INFORMATION SHOWN
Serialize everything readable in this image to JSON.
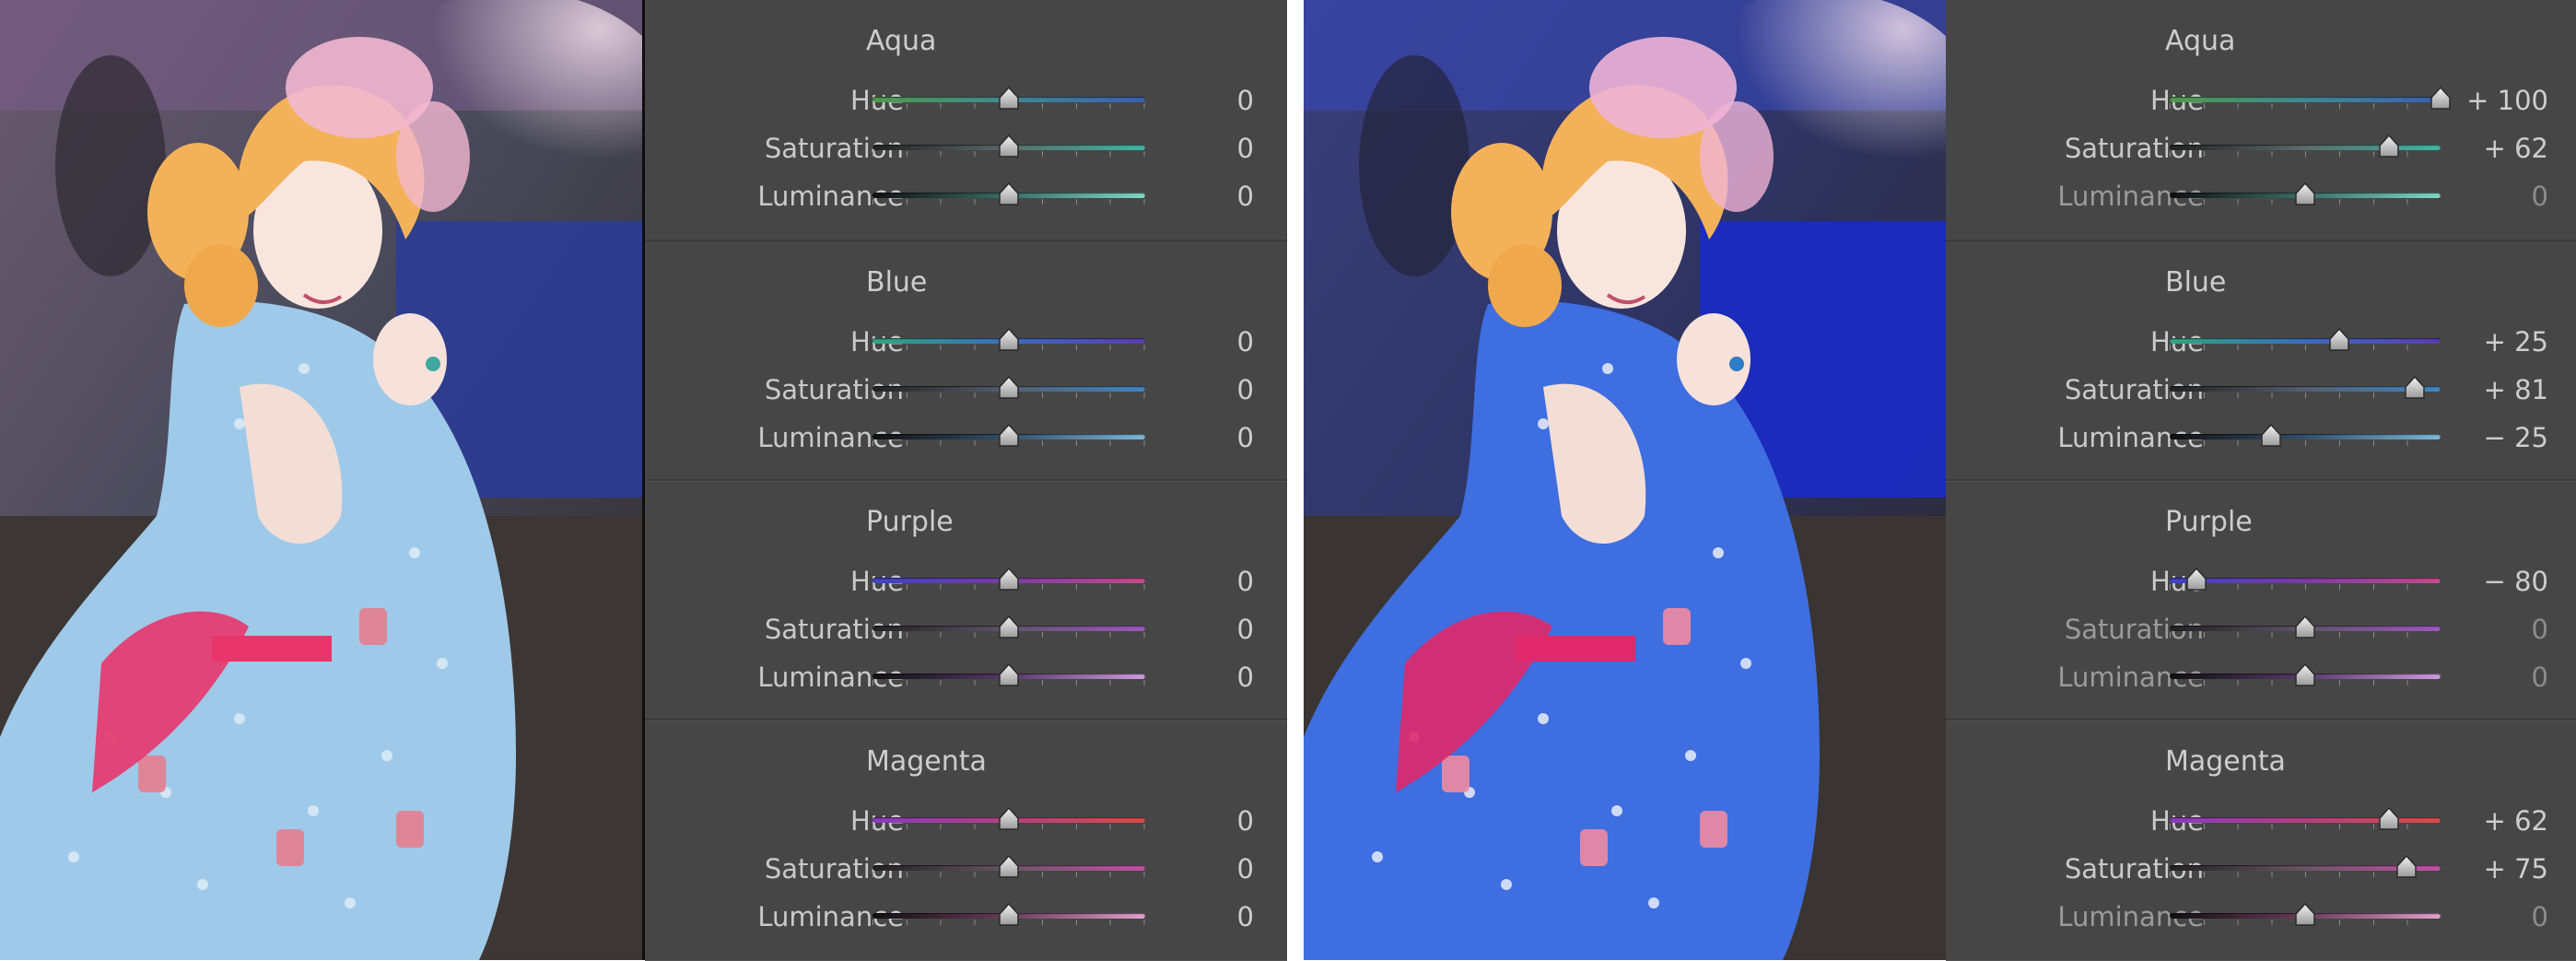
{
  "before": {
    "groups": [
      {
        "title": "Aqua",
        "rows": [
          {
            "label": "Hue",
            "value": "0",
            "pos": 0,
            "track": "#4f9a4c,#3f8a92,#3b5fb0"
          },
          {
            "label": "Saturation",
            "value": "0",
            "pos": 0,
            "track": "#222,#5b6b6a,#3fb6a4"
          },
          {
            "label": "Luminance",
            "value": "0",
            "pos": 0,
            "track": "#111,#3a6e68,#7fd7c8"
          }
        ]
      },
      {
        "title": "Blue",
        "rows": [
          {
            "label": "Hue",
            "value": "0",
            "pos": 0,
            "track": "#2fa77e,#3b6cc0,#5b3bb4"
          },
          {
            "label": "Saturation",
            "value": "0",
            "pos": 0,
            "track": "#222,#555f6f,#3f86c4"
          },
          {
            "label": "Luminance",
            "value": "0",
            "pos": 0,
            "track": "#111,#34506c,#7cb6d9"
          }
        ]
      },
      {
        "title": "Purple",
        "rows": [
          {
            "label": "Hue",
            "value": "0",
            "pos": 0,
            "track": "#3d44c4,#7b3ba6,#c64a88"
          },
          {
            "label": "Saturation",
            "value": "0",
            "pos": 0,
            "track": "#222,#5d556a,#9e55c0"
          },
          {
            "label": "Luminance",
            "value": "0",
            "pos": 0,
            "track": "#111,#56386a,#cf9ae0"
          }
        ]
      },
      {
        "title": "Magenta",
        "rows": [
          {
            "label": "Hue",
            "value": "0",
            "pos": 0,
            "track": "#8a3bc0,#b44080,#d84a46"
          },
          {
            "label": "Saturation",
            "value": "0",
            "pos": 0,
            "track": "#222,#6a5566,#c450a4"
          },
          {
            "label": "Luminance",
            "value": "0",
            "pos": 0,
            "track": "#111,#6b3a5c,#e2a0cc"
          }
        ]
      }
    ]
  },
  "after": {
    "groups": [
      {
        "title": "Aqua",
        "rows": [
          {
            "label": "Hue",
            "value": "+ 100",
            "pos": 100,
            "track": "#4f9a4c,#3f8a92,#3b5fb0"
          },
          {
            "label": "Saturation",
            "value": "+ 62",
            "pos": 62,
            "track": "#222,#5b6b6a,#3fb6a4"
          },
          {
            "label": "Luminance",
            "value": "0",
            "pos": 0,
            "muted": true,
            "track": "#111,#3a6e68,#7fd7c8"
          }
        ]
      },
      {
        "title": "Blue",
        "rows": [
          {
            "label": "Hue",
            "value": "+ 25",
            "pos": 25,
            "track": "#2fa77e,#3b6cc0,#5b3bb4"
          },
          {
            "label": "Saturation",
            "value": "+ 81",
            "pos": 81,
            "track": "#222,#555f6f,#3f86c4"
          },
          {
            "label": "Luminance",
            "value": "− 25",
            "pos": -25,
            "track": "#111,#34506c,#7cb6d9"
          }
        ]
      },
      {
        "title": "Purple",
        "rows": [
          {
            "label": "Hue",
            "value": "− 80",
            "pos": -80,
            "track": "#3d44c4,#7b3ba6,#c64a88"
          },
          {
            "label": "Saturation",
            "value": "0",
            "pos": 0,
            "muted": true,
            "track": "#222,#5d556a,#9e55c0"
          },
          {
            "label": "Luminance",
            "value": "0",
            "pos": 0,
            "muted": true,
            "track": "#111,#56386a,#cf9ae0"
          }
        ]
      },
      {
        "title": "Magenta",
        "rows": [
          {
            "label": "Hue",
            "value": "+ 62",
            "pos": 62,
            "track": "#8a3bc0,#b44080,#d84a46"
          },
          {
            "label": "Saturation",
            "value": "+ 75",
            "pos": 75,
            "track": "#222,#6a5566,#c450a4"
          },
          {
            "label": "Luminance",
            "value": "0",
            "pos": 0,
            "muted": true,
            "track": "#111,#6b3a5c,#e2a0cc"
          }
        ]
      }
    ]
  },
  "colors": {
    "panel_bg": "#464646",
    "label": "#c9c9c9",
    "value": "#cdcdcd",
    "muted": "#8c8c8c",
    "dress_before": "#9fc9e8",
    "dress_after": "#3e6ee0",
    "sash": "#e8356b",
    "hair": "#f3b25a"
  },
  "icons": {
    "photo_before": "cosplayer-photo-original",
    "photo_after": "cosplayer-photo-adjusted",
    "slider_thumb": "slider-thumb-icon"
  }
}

TO BE DONE
Print the complete listing exactly, apart from any pictures.

REPLY
Serialize everything readable in this image to JSON.
{
  "before": {
    "groups": [
      {
        "title": "Aqua",
        "rows": [
          {
            "label": "Hue",
            "value": "0",
            "pos": 0,
            "track": "#4f9a4c,#3f8a92,#3b5fb0"
          },
          {
            "label": "Saturation",
            "value": "0",
            "pos": 0,
            "track": "#222,#5b6b6a,#3fb6a4"
          },
          {
            "label": "Luminance",
            "value": "0",
            "pos": 0,
            "track": "#111,#3a6e68,#7fd7c8"
          }
        ]
      },
      {
        "title": "Blue",
        "rows": [
          {
            "label": "Hue",
            "value": "0",
            "pos": 0,
            "track": "#2fa77e,#3b6cc0,#5b3bb4"
          },
          {
            "label": "Saturation",
            "value": "0",
            "pos": 0,
            "track": "#222,#555f6f,#3f86c4"
          },
          {
            "label": "Luminance",
            "value": "0",
            "pos": 0,
            "track": "#111,#34506c,#7cb6d9"
          }
        ]
      },
      {
        "title": "Purple",
        "rows": [
          {
            "label": "Hue",
            "value": "0",
            "pos": 0,
            "track": "#3d44c4,#7b3ba6,#c64a88"
          },
          {
            "label": "Saturation",
            "value": "0",
            "pos": 0,
            "track": "#222,#5d556a,#9e55c0"
          },
          {
            "label": "Luminance",
            "value": "0",
            "pos": 0,
            "track": "#111,#56386a,#cf9ae0"
          }
        ]
      },
      {
        "title": "Magenta",
        "rows": [
          {
            "label": "Hue",
            "value": "0",
            "pos": 0,
            "track": "#8a3bc0,#b44080,#d84a46"
          },
          {
            "label": "Saturation",
            "value": "0",
            "pos": 0,
            "track": "#222,#6a5566,#c450a4"
          },
          {
            "label": "Luminance",
            "value": "0",
            "pos": 0,
            "track": "#111,#6b3a5c,#e2a0cc"
          }
        ]
      }
    ]
  },
  "after": {
    "groups": [
      {
        "title": "Aqua",
        "rows": [
          {
            "label": "Hue",
            "value": "+ 100",
            "pos": 100,
            "track": "#4f9a4c,#3f8a92,#3b5fb0"
          },
          {
            "label": "Saturation",
            "value": "+ 62",
            "pos": 62,
            "track": "#222,#5b6b6a,#3fb6a4"
          },
          {
            "label": "Luminance",
            "value": "0",
            "pos": 0,
            "muted": true,
            "track": "#111,#3a6e68,#7fd7c8"
          }
        ]
      },
      {
        "title": "Blue",
        "rows": [
          {
            "label": "Hue",
            "value": "+ 25",
            "pos": 25,
            "track": "#2fa77e,#3b6cc0,#5b3bb4"
          },
          {
            "label": "Saturation",
            "value": "+ 81",
            "pos": 81,
            "track": "#222,#555f6f,#3f86c4"
          },
          {
            "label": "Luminance",
            "value": "− 25",
            "pos": -25,
            "track": "#111,#34506c,#7cb6d9"
          }
        ]
      },
      {
        "title": "Purple",
        "rows": [
          {
            "label": "Hue",
            "value": "− 80",
            "pos": -80,
            "track": "#3d44c4,#7b3ba6,#c64a88"
          },
          {
            "label": "Saturation",
            "value": "0",
            "pos": 0,
            "muted": true,
            "track": "#222,#5d556a,#9e55c0"
          },
          {
            "label": "Luminance",
            "value": "0",
            "pos": 0,
            "muted": true,
            "track": "#111,#56386a,#cf9ae0"
          }
        ]
      },
      {
        "title": "Magenta",
        "rows": [
          {
            "label": "Hue",
            "value": "+ 62",
            "pos": 62,
            "track": "#8a3bc0,#b44080,#d84a46"
          },
          {
            "label": "Saturation",
            "value": "+ 75",
            "pos": 75,
            "track": "#222,#6a5566,#c450a4"
          },
          {
            "label": "Luminance",
            "value": "0",
            "pos": 0,
            "muted": true,
            "track": "#111,#6b3a5c,#e2a0cc"
          }
        ]
      }
    ]
  },
  "colors": {
    "panel_bg": "#464646",
    "label": "#c9c9c9",
    "value": "#cdcdcd",
    "muted": "#8c8c8c",
    "dress_before": "#9fc9e8",
    "dress_after": "#3e6ee0",
    "sash": "#e8356b",
    "hair": "#f3b25a"
  },
  "icons": {
    "photo_before": "cosplayer-photo-original",
    "photo_after": "cosplayer-photo-adjusted",
    "slider_thumb": "slider-thumb-icon"
  }
}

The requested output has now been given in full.